* **Task statement**:
Output every line exactly as written. Leave out pictures.

(Collected data)
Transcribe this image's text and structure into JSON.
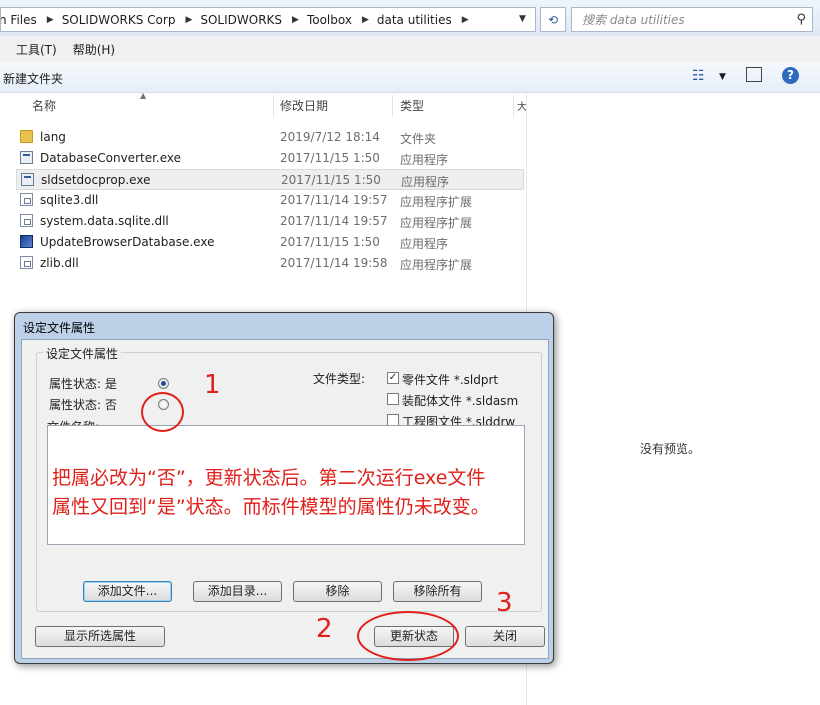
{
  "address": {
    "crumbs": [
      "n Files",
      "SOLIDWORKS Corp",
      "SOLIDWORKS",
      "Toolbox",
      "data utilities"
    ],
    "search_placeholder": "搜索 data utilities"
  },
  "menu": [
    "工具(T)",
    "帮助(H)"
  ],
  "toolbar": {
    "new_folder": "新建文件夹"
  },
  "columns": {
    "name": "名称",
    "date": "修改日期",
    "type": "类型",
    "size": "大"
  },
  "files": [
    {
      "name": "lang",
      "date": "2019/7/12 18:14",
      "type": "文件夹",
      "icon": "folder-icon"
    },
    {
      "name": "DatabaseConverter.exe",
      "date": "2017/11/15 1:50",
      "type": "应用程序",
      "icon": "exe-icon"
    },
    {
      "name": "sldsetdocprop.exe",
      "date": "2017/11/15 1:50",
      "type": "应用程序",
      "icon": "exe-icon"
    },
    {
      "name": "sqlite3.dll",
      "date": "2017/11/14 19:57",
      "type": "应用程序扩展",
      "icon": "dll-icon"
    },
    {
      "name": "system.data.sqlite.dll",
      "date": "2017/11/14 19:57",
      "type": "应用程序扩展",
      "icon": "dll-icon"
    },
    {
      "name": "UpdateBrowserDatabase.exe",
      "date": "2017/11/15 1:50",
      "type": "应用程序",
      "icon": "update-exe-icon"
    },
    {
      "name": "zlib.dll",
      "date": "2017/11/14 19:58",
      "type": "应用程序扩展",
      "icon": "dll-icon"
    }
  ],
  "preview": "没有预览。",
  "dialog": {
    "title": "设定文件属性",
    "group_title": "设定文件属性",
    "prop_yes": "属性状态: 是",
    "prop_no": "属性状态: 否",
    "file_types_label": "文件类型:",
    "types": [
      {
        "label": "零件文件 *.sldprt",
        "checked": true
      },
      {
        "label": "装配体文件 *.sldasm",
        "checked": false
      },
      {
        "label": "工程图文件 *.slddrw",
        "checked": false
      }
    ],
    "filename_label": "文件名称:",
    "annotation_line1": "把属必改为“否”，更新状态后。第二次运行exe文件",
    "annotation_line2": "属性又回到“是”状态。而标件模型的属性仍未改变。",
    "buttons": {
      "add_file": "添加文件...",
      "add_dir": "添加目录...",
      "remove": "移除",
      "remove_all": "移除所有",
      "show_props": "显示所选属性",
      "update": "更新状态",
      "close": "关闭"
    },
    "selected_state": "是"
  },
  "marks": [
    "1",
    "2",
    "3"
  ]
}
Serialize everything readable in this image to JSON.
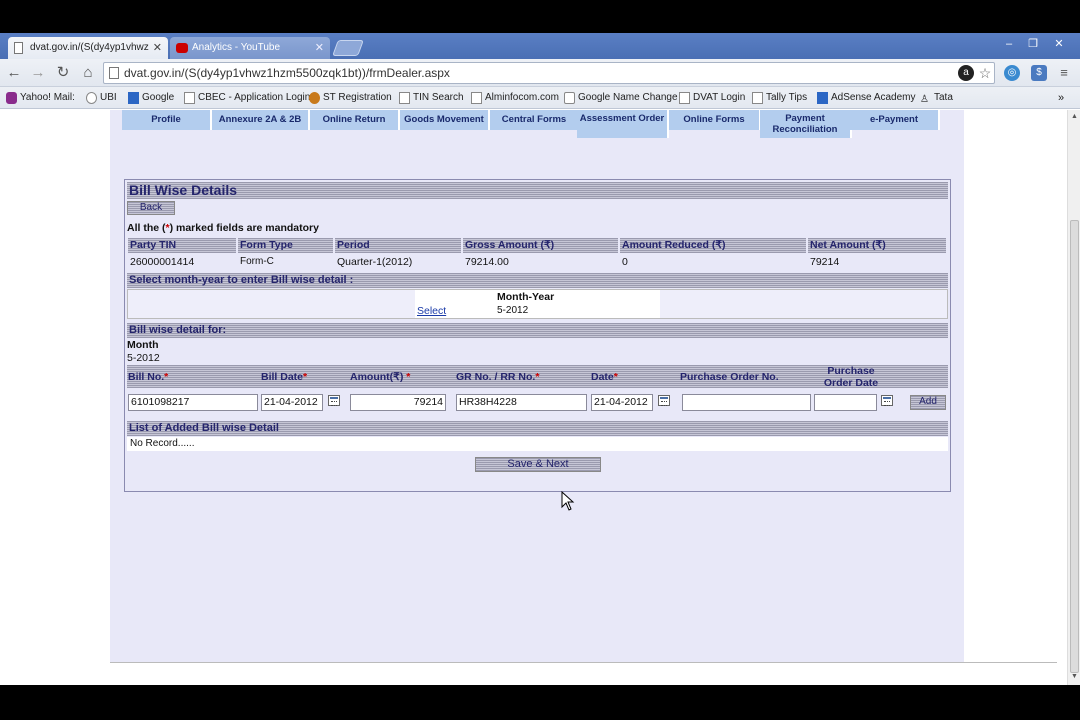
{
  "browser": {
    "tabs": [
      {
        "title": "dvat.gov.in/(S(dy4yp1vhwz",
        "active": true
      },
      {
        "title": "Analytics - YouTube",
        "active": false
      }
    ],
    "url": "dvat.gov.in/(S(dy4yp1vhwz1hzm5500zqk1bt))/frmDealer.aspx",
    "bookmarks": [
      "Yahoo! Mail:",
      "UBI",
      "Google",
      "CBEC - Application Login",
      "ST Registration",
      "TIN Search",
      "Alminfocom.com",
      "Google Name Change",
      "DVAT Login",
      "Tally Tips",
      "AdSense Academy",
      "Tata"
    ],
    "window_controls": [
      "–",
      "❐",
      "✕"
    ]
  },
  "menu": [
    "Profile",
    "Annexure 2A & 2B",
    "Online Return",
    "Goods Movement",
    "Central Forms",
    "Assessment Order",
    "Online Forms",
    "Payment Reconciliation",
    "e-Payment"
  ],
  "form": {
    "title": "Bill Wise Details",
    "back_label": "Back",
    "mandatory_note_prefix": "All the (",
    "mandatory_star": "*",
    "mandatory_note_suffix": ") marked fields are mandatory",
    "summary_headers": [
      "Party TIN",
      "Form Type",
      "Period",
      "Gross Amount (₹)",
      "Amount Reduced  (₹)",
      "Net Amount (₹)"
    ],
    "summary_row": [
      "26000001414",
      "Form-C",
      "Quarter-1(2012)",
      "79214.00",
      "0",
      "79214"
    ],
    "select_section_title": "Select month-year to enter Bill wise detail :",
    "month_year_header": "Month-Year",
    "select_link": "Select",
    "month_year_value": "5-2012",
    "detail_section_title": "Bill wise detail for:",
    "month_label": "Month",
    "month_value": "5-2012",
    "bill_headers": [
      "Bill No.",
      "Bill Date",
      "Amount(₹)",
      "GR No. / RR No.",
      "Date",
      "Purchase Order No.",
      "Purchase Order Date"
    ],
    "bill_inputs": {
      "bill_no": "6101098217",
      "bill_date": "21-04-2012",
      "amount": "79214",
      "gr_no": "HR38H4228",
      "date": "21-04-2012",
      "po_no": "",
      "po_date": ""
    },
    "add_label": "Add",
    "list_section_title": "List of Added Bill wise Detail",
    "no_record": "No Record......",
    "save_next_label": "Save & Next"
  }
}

* **Solution to the problem**:
Transcribe this image's text and structure into JSON.
{
  "address": {
    "crumbs": [
      "n Files",
      "SOLIDWORKS Corp",
      "SOLIDWORKS",
      "Toolbox",
      "data utilities"
    ],
    "search_placeholder": "搜索 data utilities"
  },
  "menu": [
    "工具(T)",
    "帮助(H)"
  ],
  "toolbar": {
    "new_folder": "新建文件夹"
  },
  "columns": {
    "name": "名称",
    "date": "修改日期",
    "type": "类型",
    "size": "大"
  },
  "files": [
    {
      "name": "lang",
      "date": "2019/7/12 18:14",
      "type": "文件夹",
      "icon": "folder-icon"
    },
    {
      "name": "DatabaseConverter.exe",
      "date": "2017/11/15 1:50",
      "type": "应用程序",
      "icon": "exe-icon"
    },
    {
      "name": "sldsetdocprop.exe",
      "date": "2017/11/15 1:50",
      "type": "应用程序",
      "icon": "exe-icon"
    },
    {
      "name": "sqlite3.dll",
      "date": "2017/11/14 19:57",
      "type": "应用程序扩展",
      "icon": "dll-icon"
    },
    {
      "name": "system.data.sqlite.dll",
      "date": "2017/11/14 19:57",
      "type": "应用程序扩展",
      "icon": "dll-icon"
    },
    {
      "name": "UpdateBrowserDatabase.exe",
      "date": "2017/11/15 1:50",
      "type": "应用程序",
      "icon": "update-exe-icon"
    },
    {
      "name": "zlib.dll",
      "date": "2017/11/14 19:58",
      "type": "应用程序扩展",
      "icon": "dll-icon"
    }
  ],
  "preview": "没有预览。",
  "dialog": {
    "title": "设定文件属性",
    "group_title": "设定文件属性",
    "prop_yes": "属性状态: 是",
    "prop_no": "属性状态: 否",
    "file_types_label": "文件类型:",
    "types": [
      {
        "label": "零件文件 *.sldprt",
        "checked": true
      },
      {
        "label": "装配体文件 *.sldasm",
        "checked": false
      },
      {
        "label": "工程图文件 *.slddrw",
        "checked": false
      }
    ],
    "filename_label": "文件名称:",
    "annotation_line1": "把属必改为“否”，更新状态后。第二次运行exe文件",
    "annotation_line2": "属性又回到“是”状态。而标件模型的属性仍未改变。",
    "buttons": {
      "add_file": "添加文件...",
      "add_dir": "添加目录...",
      "remove": "移除",
      "remove_all": "移除所有",
      "show_props": "显示所选属性",
      "update": "更新状态",
      "close": "关闭"
    },
    "selected_state": "是"
  },
  "marks": [
    "1",
    "2",
    "3"
  ]
}
Serialize everything readable in this image to JSON.
{
  "browser": {
    "tabs": [
      {
        "title": "dvat.gov.in/(S(dy4yp1vhwz",
        "active": true
      },
      {
        "title": "Analytics - YouTube",
        "active": false
      }
    ],
    "url": "dvat.gov.in/(S(dy4yp1vhwz1hzm5500zqk1bt))/frmDealer.aspx",
    "bookmarks": [
      "Yahoo! Mail:",
      "UBI",
      "Google",
      "CBEC - Application Login",
      "ST Registration",
      "TIN Search",
      "Alminfocom.com",
      "Google Name Change",
      "DVAT Login",
      "Tally Tips",
      "AdSense Academy",
      "Tata"
    ],
    "window_controls": [
      "–",
      "❐",
      "✕"
    ]
  },
  "menu": [
    "Profile",
    "Annexure 2A & 2B",
    "Online Return",
    "Goods Movement",
    "Central Forms",
    "Assessment Order",
    "Online Forms",
    "Payment Reconciliation",
    "e-Payment"
  ],
  "form": {
    "title": "Bill Wise Details",
    "back_label": "Back",
    "mandatory_note_prefix": "All the (",
    "mandatory_star": "*",
    "mandatory_note_suffix": ") marked fields are mandatory",
    "summary_headers": [
      "Party TIN",
      "Form Type",
      "Period",
      "Gross Amount (₹)",
      "Amount Reduced  (₹)",
      "Net Amount (₹)"
    ],
    "summary_row": [
      "26000001414",
      "Form-C",
      "Quarter-1(2012)",
      "79214.00",
      "0",
      "79214"
    ],
    "select_section_title": "Select month-year to enter Bill wise detail :",
    "month_year_header": "Month-Year",
    "select_link": "Select",
    "month_year_value": "5-2012",
    "detail_section_title": "Bill wise detail for:",
    "month_label": "Month",
    "month_value": "5-2012",
    "bill_headers": [
      "Bill No.",
      "Bill Date",
      "Amount(₹)",
      "GR No. / RR No.",
      "Date",
      "Purchase Order No.",
      "Purchase Order Date"
    ],
    "bill_inputs": {
      "bill_no": "6101098217",
      "bill_date": "21-04-2012",
      "amount": "79214",
      "gr_no": "HR38H4228",
      "date": "21-04-2012",
      "po_no": "",
      "po_date": ""
    },
    "add_label": "Add",
    "list_section_title": "List of Added Bill wise Detail",
    "no_record": "No Record......",
    "save_next_label": "Save & Next"
  }
}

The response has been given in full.